◆ **Request**:
Update the material below so that every "Back" reads "Return" instead. Leave everything else unchanged.

::: Exercise inputs :::

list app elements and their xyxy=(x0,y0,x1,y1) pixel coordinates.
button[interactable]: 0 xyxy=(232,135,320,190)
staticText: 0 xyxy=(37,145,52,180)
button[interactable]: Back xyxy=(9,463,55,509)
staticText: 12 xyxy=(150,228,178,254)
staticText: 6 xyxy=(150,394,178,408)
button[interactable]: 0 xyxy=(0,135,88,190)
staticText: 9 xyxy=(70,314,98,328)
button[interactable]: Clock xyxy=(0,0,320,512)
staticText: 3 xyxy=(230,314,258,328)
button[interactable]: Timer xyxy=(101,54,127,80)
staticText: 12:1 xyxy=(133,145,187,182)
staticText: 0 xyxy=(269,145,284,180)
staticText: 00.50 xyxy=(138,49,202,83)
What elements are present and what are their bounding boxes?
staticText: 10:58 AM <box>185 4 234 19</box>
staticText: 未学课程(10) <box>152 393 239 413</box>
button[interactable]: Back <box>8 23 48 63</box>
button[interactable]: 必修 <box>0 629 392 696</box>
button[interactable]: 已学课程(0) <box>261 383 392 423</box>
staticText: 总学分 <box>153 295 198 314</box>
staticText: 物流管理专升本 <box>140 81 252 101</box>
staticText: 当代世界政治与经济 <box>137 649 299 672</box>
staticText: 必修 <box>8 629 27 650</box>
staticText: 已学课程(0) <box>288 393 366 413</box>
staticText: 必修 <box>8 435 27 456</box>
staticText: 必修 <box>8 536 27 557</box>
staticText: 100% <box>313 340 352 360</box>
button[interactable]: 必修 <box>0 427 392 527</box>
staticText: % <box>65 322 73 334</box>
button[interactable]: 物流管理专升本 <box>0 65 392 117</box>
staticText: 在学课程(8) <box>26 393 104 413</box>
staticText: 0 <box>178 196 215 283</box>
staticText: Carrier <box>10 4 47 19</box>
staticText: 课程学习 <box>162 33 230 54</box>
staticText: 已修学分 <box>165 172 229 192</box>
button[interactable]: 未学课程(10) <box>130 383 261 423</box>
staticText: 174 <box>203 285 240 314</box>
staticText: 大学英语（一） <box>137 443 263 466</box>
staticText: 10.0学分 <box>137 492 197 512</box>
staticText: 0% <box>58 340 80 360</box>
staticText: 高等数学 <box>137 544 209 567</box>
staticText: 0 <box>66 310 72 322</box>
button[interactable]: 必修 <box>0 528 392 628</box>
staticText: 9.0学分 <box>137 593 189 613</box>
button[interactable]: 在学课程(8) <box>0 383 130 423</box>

:::

◆ **Written reply**:
list app elements and their xyxy=(x0,y0,x1,y1) pixel coordinates.
button[interactable]: 0 xyxy=(232,135,320,190)
staticText: 0 xyxy=(37,145,52,180)
button[interactable]: Return xyxy=(9,463,55,509)
staticText: 12 xyxy=(150,228,178,254)
staticText: 6 xyxy=(150,394,178,408)
button[interactable]: 0 xyxy=(0,135,88,190)
staticText: 9 xyxy=(70,314,98,328)
button[interactable]: Clock xyxy=(0,0,320,512)
staticText: 3 xyxy=(230,314,258,328)
button[interactable]: Timer xyxy=(101,54,127,80)
staticText: 12:1 xyxy=(133,145,187,182)
staticText: 0 xyxy=(269,145,284,180)
staticText: 00.50 xyxy=(138,49,202,83)
What elements are present and what are their bounding boxes?
staticText: 10:58 AM <box>185 4 234 19</box>
staticText: 未学课程(10) <box>152 393 239 413</box>
button[interactable]: Return <box>8 23 48 63</box>
button[interactable]: 必修 <box>0 629 392 696</box>
button[interactable]: 已学课程(0) <box>261 383 392 423</box>
staticText: 总学分 <box>153 295 198 314</box>
staticText: 物流管理专升本 <box>140 81 252 101</box>
staticText: 当代世界政治与经济 <box>137 649 299 672</box>
staticText: 必修 <box>8 629 27 650</box>
staticText: 已学课程(0) <box>288 393 366 413</box>
staticText: 必修 <box>8 435 27 456</box>
staticText: 必修 <box>8 536 27 557</box>
staticText: 100% <box>313 340 352 360</box>
button[interactable]: 必修 <box>0 427 392 527</box>
staticText: % <box>65 322 73 334</box>
button[interactable]: 物流管理专升本 <box>0 65 392 117</box>
staticText: 在学课程(8) <box>26 393 104 413</box>
staticText: 0 <box>178 196 215 283</box>
staticText: Carrier <box>10 4 47 19</box>
staticText: 课程学习 <box>162 33 230 54</box>
staticText: 已修学分 <box>165 172 229 192</box>
button[interactable]: 未学课程(10) <box>130 383 261 423</box>
staticText: 174 <box>203 285 240 314</box>
staticText: 大学英语（一） <box>137 443 263 466</box>
staticText: 10.0学分 <box>137 492 197 512</box>
staticText: 0% <box>58 340 80 360</box>
staticText: 高等数学 <box>137 544 209 567</box>
staticText: 0 <box>66 310 72 322</box>
button[interactable]: 必修 <box>0 528 392 628</box>
staticText: 9.0学分 <box>137 593 189 613</box>
button[interactable]: 在学课程(8) <box>0 383 130 423</box>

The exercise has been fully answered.